[Stored entries]
────────────────────

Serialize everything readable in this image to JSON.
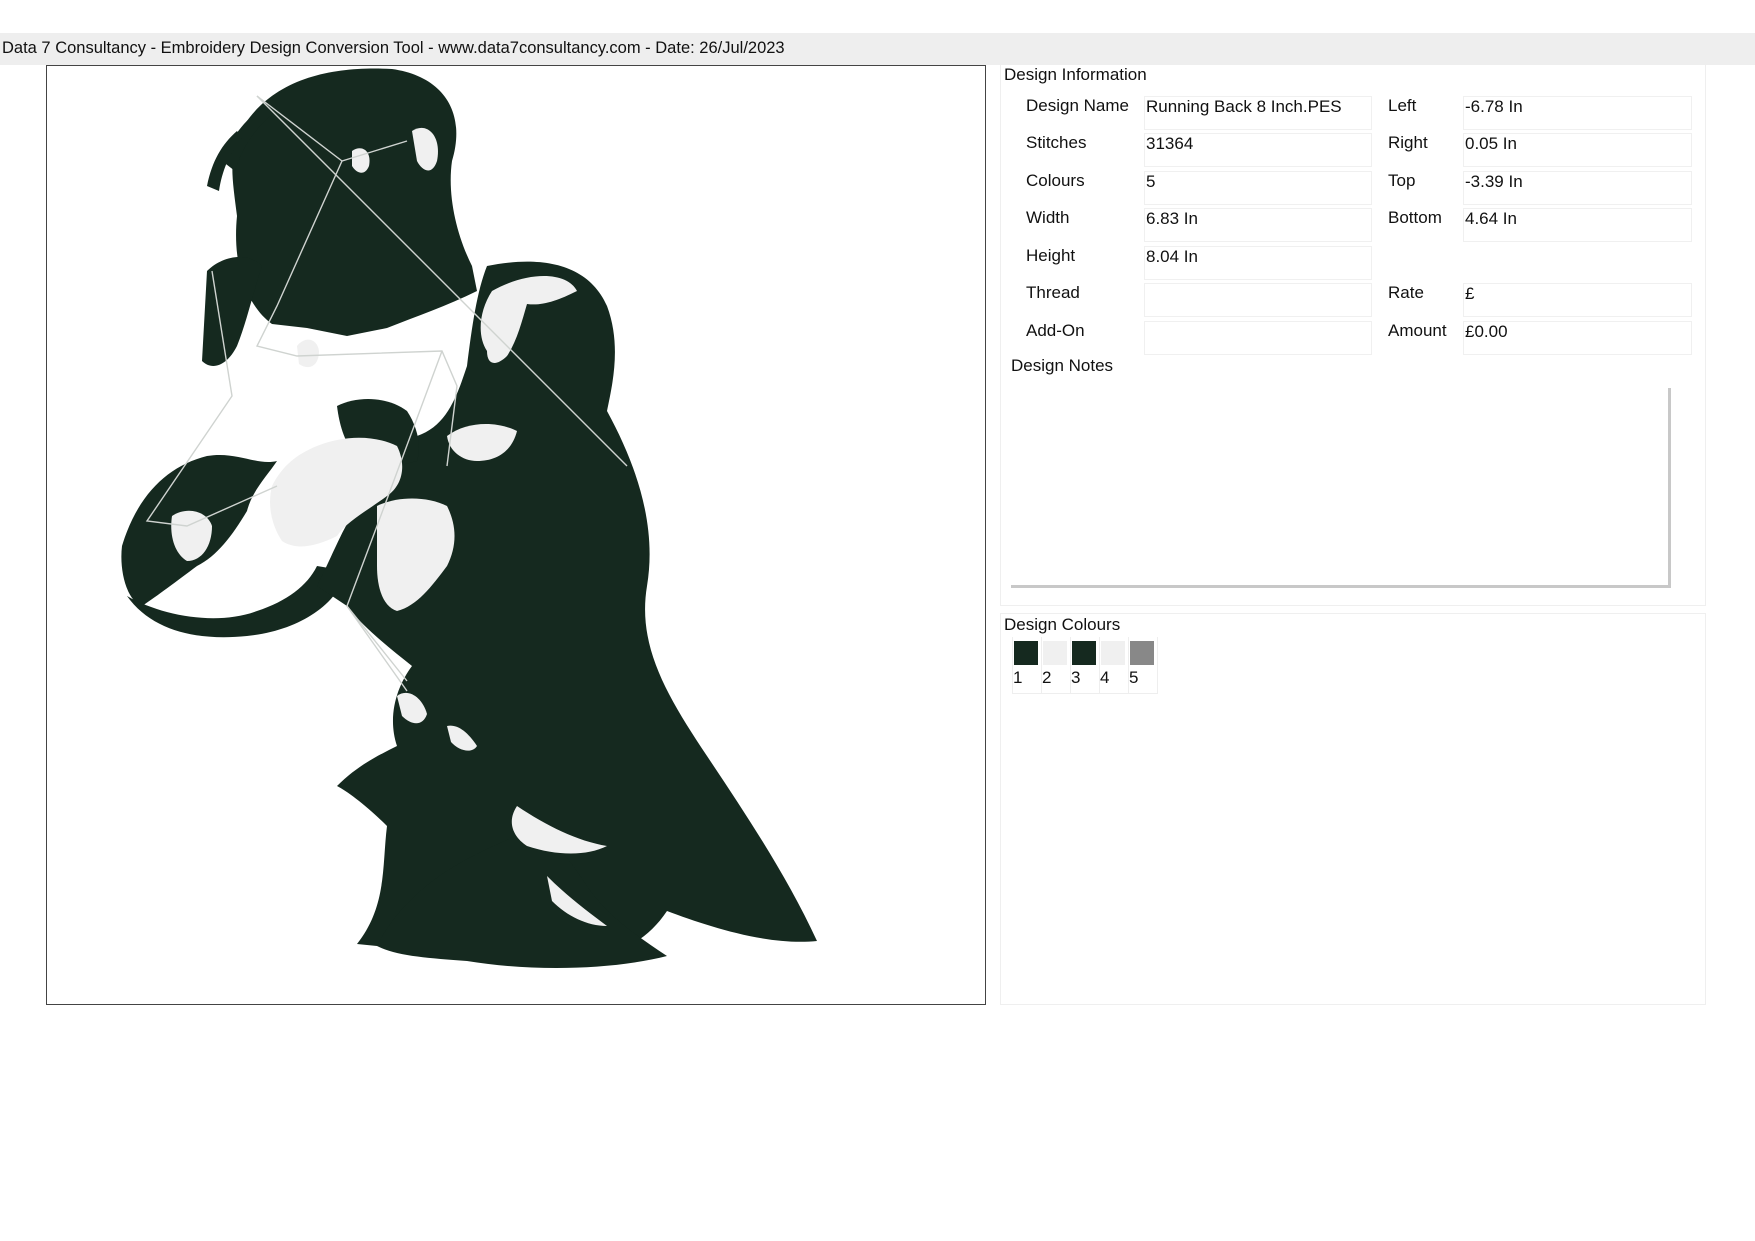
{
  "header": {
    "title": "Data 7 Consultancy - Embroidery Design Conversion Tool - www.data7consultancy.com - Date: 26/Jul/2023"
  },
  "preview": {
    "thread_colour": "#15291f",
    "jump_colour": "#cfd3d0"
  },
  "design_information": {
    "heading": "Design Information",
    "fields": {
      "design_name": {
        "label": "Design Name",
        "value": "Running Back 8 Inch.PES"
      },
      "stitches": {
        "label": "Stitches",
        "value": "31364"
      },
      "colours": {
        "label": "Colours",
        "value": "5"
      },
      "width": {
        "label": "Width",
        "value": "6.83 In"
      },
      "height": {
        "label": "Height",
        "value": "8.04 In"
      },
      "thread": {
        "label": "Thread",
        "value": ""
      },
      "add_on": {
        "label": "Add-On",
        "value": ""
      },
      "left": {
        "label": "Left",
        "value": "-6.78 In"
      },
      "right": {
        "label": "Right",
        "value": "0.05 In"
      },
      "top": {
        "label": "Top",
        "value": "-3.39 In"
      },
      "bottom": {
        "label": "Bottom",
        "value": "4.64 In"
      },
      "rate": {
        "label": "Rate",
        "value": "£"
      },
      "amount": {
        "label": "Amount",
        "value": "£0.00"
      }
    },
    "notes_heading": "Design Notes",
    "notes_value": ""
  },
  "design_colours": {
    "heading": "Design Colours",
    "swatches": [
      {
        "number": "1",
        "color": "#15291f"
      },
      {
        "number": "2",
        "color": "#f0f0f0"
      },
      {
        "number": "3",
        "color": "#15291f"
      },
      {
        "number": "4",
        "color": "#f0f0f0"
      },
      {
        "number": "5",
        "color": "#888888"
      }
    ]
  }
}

────────────────────

▸ **WHAT TO PRODUCE**:
Take the data above and repeat it exactly, leaving each picture out.

▸ **TASK SOLUTION**:
Serialize everything readable in this image to JSON.
{
  "header": {
    "title": "Data 7 Consultancy - Embroidery Design Conversion Tool - www.data7consultancy.com - Date: 26/Jul/2023"
  },
  "preview": {
    "thread_colour": "#15291f",
    "jump_colour": "#cfd3d0"
  },
  "design_information": {
    "heading": "Design Information",
    "fields": {
      "design_name": {
        "label": "Design Name",
        "value": "Running Back 8 Inch.PES"
      },
      "stitches": {
        "label": "Stitches",
        "value": "31364"
      },
      "colours": {
        "label": "Colours",
        "value": "5"
      },
      "width": {
        "label": "Width",
        "value": "6.83 In"
      },
      "height": {
        "label": "Height",
        "value": "8.04 In"
      },
      "thread": {
        "label": "Thread",
        "value": ""
      },
      "add_on": {
        "label": "Add-On",
        "value": ""
      },
      "left": {
        "label": "Left",
        "value": "-6.78 In"
      },
      "right": {
        "label": "Right",
        "value": "0.05 In"
      },
      "top": {
        "label": "Top",
        "value": "-3.39 In"
      },
      "bottom": {
        "label": "Bottom",
        "value": "4.64 In"
      },
      "rate": {
        "label": "Rate",
        "value": "£"
      },
      "amount": {
        "label": "Amount",
        "value": "£0.00"
      }
    },
    "notes_heading": "Design Notes",
    "notes_value": ""
  },
  "design_colours": {
    "heading": "Design Colours",
    "swatches": [
      {
        "number": "1",
        "color": "#15291f"
      },
      {
        "number": "2",
        "color": "#f0f0f0"
      },
      {
        "number": "3",
        "color": "#15291f"
      },
      {
        "number": "4",
        "color": "#f0f0f0"
      },
      {
        "number": "5",
        "color": "#888888"
      }
    ]
  }
}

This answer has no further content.